◆ Exercise goal ◆
Search the data for the word "Operations" and copy every line that contains it.
__________
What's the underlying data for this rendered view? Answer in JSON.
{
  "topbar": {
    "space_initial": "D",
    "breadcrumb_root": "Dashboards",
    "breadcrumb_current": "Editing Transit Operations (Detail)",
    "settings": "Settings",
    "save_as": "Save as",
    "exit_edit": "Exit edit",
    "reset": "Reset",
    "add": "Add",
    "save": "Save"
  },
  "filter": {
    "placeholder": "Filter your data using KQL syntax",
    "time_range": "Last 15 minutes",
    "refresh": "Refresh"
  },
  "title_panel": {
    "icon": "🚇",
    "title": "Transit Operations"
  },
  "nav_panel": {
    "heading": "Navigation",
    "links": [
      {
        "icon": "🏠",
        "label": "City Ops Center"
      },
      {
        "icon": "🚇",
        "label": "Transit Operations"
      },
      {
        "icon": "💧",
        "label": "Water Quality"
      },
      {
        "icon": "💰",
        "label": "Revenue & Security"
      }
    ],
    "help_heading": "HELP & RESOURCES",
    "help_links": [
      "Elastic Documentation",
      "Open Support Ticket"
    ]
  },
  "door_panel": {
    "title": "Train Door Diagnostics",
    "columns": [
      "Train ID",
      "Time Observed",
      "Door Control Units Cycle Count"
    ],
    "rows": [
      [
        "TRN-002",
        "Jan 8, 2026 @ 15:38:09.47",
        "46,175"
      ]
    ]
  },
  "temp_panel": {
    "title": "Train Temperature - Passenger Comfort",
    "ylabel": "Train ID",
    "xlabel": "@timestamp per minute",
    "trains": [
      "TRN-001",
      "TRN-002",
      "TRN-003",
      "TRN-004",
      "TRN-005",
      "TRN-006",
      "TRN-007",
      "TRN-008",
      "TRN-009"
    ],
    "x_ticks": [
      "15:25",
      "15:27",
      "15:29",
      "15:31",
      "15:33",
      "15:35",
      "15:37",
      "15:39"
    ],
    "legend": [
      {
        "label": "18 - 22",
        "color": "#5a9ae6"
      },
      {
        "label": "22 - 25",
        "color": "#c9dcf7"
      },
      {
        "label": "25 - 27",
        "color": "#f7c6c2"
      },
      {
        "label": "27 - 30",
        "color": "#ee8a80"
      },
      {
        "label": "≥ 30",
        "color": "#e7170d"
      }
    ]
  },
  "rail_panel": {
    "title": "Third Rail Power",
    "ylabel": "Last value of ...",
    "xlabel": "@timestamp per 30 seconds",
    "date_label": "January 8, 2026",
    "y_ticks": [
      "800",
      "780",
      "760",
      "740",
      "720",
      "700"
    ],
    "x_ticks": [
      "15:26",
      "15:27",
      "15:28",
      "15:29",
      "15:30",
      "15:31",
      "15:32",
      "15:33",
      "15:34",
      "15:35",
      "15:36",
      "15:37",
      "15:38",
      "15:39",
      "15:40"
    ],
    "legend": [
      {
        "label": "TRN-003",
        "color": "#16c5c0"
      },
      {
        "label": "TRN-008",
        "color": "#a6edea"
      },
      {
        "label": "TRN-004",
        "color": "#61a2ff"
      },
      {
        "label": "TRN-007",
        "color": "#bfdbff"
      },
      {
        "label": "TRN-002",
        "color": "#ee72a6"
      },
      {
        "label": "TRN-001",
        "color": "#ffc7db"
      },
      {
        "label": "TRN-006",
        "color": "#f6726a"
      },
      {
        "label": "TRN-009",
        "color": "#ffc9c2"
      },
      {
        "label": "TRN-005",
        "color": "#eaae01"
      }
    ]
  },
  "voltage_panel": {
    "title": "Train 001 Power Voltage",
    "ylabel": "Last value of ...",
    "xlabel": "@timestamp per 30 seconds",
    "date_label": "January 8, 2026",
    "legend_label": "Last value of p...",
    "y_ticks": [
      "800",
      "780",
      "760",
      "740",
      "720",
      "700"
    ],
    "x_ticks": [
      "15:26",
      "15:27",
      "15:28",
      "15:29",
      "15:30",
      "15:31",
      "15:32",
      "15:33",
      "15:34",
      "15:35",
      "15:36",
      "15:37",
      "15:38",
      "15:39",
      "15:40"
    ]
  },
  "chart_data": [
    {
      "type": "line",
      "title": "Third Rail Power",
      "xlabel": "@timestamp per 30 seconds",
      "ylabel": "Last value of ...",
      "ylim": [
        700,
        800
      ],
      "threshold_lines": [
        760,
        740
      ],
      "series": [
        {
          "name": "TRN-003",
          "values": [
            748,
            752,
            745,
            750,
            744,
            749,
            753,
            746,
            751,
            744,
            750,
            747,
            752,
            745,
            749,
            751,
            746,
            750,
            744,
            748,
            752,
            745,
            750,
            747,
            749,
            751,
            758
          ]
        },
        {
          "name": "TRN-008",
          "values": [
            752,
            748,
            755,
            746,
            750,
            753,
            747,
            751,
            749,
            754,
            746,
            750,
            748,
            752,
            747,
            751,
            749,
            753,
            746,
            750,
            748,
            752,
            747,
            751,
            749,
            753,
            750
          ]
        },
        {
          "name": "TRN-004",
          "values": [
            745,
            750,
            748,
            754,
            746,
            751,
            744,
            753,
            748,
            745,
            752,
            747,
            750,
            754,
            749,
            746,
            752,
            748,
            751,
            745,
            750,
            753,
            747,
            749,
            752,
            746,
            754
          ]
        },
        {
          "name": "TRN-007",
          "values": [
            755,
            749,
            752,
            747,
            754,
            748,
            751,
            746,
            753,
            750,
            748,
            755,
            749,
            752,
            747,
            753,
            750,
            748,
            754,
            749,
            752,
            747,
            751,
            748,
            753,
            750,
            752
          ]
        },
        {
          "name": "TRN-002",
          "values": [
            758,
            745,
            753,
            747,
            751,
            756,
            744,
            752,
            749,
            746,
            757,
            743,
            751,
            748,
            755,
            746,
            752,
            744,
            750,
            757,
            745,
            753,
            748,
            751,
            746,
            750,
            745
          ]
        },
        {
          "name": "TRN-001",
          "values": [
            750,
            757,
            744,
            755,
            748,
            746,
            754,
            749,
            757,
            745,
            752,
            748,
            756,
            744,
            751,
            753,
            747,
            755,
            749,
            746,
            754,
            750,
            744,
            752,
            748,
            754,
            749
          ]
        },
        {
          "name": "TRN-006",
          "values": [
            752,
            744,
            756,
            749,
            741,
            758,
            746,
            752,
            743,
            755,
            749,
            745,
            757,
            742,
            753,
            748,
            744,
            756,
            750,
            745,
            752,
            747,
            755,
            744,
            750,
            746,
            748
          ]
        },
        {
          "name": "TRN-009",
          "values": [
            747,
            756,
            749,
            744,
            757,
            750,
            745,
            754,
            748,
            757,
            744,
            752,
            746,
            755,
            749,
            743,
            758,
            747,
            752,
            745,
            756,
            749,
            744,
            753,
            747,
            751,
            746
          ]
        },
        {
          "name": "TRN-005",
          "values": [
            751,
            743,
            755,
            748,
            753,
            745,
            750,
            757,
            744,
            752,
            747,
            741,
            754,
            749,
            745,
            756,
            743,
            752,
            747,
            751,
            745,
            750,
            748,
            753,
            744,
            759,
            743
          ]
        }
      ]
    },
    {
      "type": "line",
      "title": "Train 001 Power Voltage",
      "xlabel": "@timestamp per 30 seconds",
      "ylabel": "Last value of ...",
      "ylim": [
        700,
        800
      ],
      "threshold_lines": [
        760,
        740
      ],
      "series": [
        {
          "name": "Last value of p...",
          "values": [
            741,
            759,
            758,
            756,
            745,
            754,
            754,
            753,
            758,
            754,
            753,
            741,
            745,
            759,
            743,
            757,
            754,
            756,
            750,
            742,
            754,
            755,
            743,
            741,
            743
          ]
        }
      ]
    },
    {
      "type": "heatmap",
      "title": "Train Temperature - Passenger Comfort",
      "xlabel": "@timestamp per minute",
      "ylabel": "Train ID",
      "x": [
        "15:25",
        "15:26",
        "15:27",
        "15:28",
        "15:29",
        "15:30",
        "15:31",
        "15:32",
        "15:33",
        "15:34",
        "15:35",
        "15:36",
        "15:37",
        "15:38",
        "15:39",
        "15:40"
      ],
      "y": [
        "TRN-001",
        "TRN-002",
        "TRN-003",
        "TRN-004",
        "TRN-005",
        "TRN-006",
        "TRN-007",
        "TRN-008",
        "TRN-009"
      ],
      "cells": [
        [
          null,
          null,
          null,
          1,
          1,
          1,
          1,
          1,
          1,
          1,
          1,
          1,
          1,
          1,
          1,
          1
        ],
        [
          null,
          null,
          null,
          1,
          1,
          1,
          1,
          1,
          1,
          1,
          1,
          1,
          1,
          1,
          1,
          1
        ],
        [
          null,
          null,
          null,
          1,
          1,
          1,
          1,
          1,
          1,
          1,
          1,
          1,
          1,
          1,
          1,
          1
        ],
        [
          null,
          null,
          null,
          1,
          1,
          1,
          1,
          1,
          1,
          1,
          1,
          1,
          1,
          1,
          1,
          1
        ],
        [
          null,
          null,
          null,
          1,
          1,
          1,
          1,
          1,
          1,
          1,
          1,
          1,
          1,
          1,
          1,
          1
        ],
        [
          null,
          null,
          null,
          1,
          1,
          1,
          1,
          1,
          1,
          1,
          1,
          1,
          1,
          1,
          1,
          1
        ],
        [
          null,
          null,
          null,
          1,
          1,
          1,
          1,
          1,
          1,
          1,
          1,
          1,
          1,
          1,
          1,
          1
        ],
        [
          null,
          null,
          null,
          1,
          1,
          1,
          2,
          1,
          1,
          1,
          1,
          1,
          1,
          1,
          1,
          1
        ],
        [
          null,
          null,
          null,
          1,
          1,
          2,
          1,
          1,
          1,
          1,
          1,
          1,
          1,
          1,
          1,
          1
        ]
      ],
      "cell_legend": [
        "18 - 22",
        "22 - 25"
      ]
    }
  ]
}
__________
◆ Answer in full ◆
    "breadcrumb_current": "Editing Transit Operations (Detail)",
    "title": "Transit Operations"
        "label": "Transit Operations"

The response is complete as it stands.